Report every line in the listing below where the string "calendar" shows up.

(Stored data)
>>>>>

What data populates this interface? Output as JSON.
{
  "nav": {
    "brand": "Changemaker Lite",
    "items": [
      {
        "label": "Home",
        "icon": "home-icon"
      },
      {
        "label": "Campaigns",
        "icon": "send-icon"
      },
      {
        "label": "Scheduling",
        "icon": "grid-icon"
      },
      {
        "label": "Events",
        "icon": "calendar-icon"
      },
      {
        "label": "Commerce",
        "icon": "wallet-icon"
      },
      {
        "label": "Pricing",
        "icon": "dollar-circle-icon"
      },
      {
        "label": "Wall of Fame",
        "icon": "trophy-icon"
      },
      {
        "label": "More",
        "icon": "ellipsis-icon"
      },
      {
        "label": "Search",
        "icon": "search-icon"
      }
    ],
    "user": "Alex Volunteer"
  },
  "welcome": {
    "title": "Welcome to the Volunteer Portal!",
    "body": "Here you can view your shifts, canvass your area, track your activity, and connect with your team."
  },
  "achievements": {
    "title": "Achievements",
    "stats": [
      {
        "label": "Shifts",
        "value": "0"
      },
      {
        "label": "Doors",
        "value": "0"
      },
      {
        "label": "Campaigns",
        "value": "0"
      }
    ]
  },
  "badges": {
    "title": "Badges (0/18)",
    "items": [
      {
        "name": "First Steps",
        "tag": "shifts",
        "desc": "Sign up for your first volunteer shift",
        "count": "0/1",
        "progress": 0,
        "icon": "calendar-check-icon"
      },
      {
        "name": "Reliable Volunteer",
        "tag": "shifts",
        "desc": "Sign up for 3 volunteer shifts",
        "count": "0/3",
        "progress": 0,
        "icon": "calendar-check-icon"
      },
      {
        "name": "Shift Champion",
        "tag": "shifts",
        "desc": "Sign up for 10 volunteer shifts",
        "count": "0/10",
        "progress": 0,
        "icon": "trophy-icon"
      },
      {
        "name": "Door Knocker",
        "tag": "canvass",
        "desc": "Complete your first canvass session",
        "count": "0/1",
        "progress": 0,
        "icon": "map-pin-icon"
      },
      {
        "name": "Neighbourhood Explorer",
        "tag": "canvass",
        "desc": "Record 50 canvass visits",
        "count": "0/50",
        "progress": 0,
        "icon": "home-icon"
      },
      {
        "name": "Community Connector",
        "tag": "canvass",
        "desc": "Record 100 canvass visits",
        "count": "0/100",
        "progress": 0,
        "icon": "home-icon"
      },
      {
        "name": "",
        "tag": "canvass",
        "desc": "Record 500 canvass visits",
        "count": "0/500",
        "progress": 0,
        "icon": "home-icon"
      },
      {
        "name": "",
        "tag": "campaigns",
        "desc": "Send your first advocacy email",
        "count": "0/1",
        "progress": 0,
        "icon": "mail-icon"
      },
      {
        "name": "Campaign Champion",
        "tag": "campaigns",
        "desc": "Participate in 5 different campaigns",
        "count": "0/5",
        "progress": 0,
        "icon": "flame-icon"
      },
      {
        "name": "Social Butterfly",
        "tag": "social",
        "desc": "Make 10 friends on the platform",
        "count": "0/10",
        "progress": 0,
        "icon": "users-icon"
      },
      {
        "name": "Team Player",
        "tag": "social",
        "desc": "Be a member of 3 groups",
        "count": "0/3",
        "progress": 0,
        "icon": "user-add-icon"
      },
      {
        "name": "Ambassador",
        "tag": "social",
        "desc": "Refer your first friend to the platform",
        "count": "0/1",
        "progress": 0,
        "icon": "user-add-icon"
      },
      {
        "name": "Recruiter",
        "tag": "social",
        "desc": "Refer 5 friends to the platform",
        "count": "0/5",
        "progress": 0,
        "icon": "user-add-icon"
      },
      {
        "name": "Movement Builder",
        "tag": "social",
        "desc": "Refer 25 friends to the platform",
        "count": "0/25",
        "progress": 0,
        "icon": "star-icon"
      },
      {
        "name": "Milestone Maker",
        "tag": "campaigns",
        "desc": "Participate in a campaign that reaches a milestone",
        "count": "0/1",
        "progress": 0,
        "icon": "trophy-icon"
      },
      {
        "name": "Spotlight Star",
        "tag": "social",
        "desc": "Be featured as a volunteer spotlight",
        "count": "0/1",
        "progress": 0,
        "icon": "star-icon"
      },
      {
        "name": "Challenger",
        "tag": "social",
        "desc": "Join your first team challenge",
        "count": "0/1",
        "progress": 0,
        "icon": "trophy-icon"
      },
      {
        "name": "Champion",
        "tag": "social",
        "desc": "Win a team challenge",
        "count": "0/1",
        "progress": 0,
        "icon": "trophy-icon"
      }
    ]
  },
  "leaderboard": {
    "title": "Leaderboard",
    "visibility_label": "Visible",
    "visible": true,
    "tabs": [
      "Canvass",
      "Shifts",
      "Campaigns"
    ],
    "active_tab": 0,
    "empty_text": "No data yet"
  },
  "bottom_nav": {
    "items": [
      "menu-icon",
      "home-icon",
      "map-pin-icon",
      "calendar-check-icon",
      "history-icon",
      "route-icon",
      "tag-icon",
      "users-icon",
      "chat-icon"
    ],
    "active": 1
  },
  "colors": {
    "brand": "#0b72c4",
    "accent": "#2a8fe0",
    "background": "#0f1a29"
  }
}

<<<<<

Finished exercise:
        "icon": "calendar-icon"
        "icon": "calendar-check-icon"
        "icon": "calendar-check-icon"
      "calendar-check-icon",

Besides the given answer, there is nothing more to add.